■ Material to process:

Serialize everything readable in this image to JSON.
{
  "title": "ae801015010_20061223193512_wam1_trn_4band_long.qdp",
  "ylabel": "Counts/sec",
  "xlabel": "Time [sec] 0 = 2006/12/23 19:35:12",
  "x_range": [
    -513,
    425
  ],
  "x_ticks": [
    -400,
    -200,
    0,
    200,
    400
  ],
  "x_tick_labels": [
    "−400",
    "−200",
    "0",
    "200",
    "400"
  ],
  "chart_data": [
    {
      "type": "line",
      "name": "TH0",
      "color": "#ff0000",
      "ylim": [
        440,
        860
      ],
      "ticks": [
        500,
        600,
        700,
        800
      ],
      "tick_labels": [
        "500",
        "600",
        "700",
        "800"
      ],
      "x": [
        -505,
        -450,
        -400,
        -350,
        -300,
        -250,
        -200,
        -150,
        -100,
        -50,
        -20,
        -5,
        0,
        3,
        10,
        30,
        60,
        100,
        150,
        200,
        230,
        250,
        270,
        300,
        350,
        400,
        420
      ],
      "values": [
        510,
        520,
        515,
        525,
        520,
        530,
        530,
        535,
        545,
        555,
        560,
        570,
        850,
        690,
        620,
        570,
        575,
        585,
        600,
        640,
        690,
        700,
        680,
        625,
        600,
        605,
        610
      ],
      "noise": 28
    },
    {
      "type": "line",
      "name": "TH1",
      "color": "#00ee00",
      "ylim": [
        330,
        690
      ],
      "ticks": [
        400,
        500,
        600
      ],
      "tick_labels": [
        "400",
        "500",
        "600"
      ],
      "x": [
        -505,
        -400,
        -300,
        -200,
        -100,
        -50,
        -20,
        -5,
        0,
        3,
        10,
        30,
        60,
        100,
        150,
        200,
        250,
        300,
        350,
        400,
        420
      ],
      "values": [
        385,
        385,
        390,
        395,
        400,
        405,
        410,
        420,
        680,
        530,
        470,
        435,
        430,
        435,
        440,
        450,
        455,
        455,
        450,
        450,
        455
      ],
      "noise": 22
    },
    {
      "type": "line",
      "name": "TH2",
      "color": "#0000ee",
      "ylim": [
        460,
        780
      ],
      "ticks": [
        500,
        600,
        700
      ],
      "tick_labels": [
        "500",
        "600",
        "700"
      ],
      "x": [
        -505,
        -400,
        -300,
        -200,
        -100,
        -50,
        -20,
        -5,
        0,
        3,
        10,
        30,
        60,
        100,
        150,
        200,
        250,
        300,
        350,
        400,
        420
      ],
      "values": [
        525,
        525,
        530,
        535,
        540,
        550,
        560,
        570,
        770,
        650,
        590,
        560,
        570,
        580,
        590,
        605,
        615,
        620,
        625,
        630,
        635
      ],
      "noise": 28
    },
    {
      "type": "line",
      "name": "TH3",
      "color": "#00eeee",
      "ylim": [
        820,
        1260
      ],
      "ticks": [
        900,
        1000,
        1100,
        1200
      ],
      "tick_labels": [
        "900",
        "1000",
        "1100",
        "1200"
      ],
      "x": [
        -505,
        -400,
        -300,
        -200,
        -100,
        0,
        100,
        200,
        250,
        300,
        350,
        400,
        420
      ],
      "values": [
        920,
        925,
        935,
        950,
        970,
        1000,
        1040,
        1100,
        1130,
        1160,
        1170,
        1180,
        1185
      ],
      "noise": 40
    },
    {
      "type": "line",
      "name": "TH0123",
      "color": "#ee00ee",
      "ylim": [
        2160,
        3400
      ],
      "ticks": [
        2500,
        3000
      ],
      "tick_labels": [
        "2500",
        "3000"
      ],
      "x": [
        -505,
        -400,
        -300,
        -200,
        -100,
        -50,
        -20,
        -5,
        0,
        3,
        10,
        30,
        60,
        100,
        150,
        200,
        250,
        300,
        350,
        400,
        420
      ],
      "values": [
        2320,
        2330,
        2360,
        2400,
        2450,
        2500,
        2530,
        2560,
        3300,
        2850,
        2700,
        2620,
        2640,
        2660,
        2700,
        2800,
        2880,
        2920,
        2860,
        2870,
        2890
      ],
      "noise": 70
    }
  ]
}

■ Request: Repeat every record exactly as written, please.

■ Complete response:
Serialize everything readable in this image to JSON.
{
  "title": "ae801015010_20061223193512_wam1_trn_4band_long.qdp",
  "ylabel": "Counts/sec",
  "xlabel": "Time [sec] 0 = 2006/12/23 19:35:12",
  "x_range": [
    -513,
    425
  ],
  "x_ticks": [
    -400,
    -200,
    0,
    200,
    400
  ],
  "x_tick_labels": [
    "−400",
    "−200",
    "0",
    "200",
    "400"
  ],
  "chart_data": [
    {
      "type": "line",
      "name": "TH0",
      "color": "#ff0000",
      "ylim": [
        440,
        860
      ],
      "ticks": [
        500,
        600,
        700,
        800
      ],
      "tick_labels": [
        "500",
        "600",
        "700",
        "800"
      ],
      "x": [
        -505,
        -450,
        -400,
        -350,
        -300,
        -250,
        -200,
        -150,
        -100,
        -50,
        -20,
        -5,
        0,
        3,
        10,
        30,
        60,
        100,
        150,
        200,
        230,
        250,
        270,
        300,
        350,
        400,
        420
      ],
      "values": [
        510,
        520,
        515,
        525,
        520,
        530,
        530,
        535,
        545,
        555,
        560,
        570,
        850,
        690,
        620,
        570,
        575,
        585,
        600,
        640,
        690,
        700,
        680,
        625,
        600,
        605,
        610
      ],
      "noise": 28
    },
    {
      "type": "line",
      "name": "TH1",
      "color": "#00ee00",
      "ylim": [
        330,
        690
      ],
      "ticks": [
        400,
        500,
        600
      ],
      "tick_labels": [
        "400",
        "500",
        "600"
      ],
      "x": [
        -505,
        -400,
        -300,
        -200,
        -100,
        -50,
        -20,
        -5,
        0,
        3,
        10,
        30,
        60,
        100,
        150,
        200,
        250,
        300,
        350,
        400,
        420
      ],
      "values": [
        385,
        385,
        390,
        395,
        400,
        405,
        410,
        420,
        680,
        530,
        470,
        435,
        430,
        435,
        440,
        450,
        455,
        455,
        450,
        450,
        455
      ],
      "noise": 22
    },
    {
      "type": "line",
      "name": "TH2",
      "color": "#0000ee",
      "ylim": [
        460,
        780
      ],
      "ticks": [
        500,
        600,
        700
      ],
      "tick_labels": [
        "500",
        "600",
        "700"
      ],
      "x": [
        -505,
        -400,
        -300,
        -200,
        -100,
        -50,
        -20,
        -5,
        0,
        3,
        10,
        30,
        60,
        100,
        150,
        200,
        250,
        300,
        350,
        400,
        420
      ],
      "values": [
        525,
        525,
        530,
        535,
        540,
        550,
        560,
        570,
        770,
        650,
        590,
        560,
        570,
        580,
        590,
        605,
        615,
        620,
        625,
        630,
        635
      ],
      "noise": 28
    },
    {
      "type": "line",
      "name": "TH3",
      "color": "#00eeee",
      "ylim": [
        820,
        1260
      ],
      "ticks": [
        900,
        1000,
        1100,
        1200
      ],
      "tick_labels": [
        "900",
        "1000",
        "1100",
        "1200"
      ],
      "x": [
        -505,
        -400,
        -300,
        -200,
        -100,
        0,
        100,
        200,
        250,
        300,
        350,
        400,
        420
      ],
      "values": [
        920,
        925,
        935,
        950,
        970,
        1000,
        1040,
        1100,
        1130,
        1160,
        1170,
        1180,
        1185
      ],
      "noise": 40
    },
    {
      "type": "line",
      "name": "TH0123",
      "color": "#ee00ee",
      "ylim": [
        2160,
        3400
      ],
      "ticks": [
        2500,
        3000
      ],
      "tick_labels": [
        "2500",
        "3000"
      ],
      "x": [
        -505,
        -400,
        -300,
        -200,
        -100,
        -50,
        -20,
        -5,
        0,
        3,
        10,
        30,
        60,
        100,
        150,
        200,
        250,
        300,
        350,
        400,
        420
      ],
      "values": [
        2320,
        2330,
        2360,
        2400,
        2450,
        2500,
        2530,
        2560,
        3300,
        2850,
        2700,
        2620,
        2640,
        2660,
        2700,
        2800,
        2880,
        2920,
        2860,
        2870,
        2890
      ],
      "noise": 70
    }
  ]
}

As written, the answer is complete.